→ **RECORDS TO USE**

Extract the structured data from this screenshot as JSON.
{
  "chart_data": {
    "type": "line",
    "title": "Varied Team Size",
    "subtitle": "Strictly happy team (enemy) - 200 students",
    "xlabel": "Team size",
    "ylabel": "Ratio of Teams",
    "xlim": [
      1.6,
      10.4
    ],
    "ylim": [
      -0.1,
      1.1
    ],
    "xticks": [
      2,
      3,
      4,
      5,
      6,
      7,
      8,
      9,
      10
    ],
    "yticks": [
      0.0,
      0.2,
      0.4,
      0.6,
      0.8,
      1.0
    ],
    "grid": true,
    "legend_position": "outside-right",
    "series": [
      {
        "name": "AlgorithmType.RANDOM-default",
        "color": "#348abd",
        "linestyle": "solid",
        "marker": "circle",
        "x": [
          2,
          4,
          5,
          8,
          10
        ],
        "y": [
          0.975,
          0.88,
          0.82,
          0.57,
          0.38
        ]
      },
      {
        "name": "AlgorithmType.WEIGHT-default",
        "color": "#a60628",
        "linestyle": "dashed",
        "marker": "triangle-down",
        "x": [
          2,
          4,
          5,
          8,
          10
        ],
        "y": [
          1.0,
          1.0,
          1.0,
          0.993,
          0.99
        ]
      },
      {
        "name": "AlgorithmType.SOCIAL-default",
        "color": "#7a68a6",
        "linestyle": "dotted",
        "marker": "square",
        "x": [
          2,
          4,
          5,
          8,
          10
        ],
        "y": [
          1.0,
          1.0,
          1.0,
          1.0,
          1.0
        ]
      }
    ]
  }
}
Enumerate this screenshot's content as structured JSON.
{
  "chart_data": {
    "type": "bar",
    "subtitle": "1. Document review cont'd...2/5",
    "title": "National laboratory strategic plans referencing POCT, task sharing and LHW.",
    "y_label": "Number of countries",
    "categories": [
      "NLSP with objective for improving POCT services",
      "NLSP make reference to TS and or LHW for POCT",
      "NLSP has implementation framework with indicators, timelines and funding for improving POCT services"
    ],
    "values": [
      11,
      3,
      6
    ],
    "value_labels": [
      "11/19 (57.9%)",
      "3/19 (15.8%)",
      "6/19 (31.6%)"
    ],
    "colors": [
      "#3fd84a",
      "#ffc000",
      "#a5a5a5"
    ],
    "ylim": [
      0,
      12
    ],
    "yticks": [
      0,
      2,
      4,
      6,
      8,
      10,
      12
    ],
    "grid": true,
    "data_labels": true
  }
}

→ **STATED TASK**
Extract all of the data above without altering anything.

→ **THE COMPLETED TASK**
Extract the structured data from this screenshot as JSON.
{
  "chart_data": {
    "type": "line",
    "title": "Varied Team Size",
    "subtitle": "Strictly happy team (enemy) - 200 students",
    "xlabel": "Team size",
    "ylabel": "Ratio of Teams",
    "xlim": [
      1.6,
      10.4
    ],
    "ylim": [
      -0.1,
      1.1
    ],
    "xticks": [
      2,
      3,
      4,
      5,
      6,
      7,
      8,
      9,
      10
    ],
    "yticks": [
      0.0,
      0.2,
      0.4,
      0.6,
      0.8,
      1.0
    ],
    "grid": true,
    "legend_position": "outside-right",
    "series": [
      {
        "name": "AlgorithmType.RANDOM-default",
        "color": "#348abd",
        "linestyle": "solid",
        "marker": "circle",
        "x": [
          2,
          4,
          5,
          8,
          10
        ],
        "y": [
          0.975,
          0.88,
          0.82,
          0.57,
          0.38
        ]
      },
      {
        "name": "AlgorithmType.WEIGHT-default",
        "color": "#a60628",
        "linestyle": "dashed",
        "marker": "triangle-down",
        "x": [
          2,
          4,
          5,
          8,
          10
        ],
        "y": [
          1.0,
          1.0,
          1.0,
          0.993,
          0.99
        ]
      },
      {
        "name": "AlgorithmType.SOCIAL-default",
        "color": "#7a68a6",
        "linestyle": "dotted",
        "marker": "square",
        "x": [
          2,
          4,
          5,
          8,
          10
        ],
        "y": [
          1.0,
          1.0,
          1.0,
          1.0,
          1.0
        ]
      }
    ]
  }
}
Enumerate this screenshot's content as structured JSON.
{
  "chart_data": {
    "type": "bar",
    "subtitle": "1. Document review cont'd...2/5",
    "title": "National laboratory strategic plans referencing POCT, task sharing and LHW.",
    "y_label": "Number of countries",
    "categories": [
      "NLSP with objective for improving POCT services",
      "NLSP make reference to TS and or LHW for POCT",
      "NLSP has implementation framework with indicators, timelines and funding for improving POCT services"
    ],
    "values": [
      11,
      3,
      6
    ],
    "value_labels": [
      "11/19 (57.9%)",
      "3/19 (15.8%)",
      "6/19 (31.6%)"
    ],
    "colors": [
      "#3fd84a",
      "#ffc000",
      "#a5a5a5"
    ],
    "ylim": [
      0,
      12
    ],
    "yticks": [
      0,
      2,
      4,
      6,
      8,
      10,
      12
    ],
    "grid": true,
    "data_labels": true
  }
}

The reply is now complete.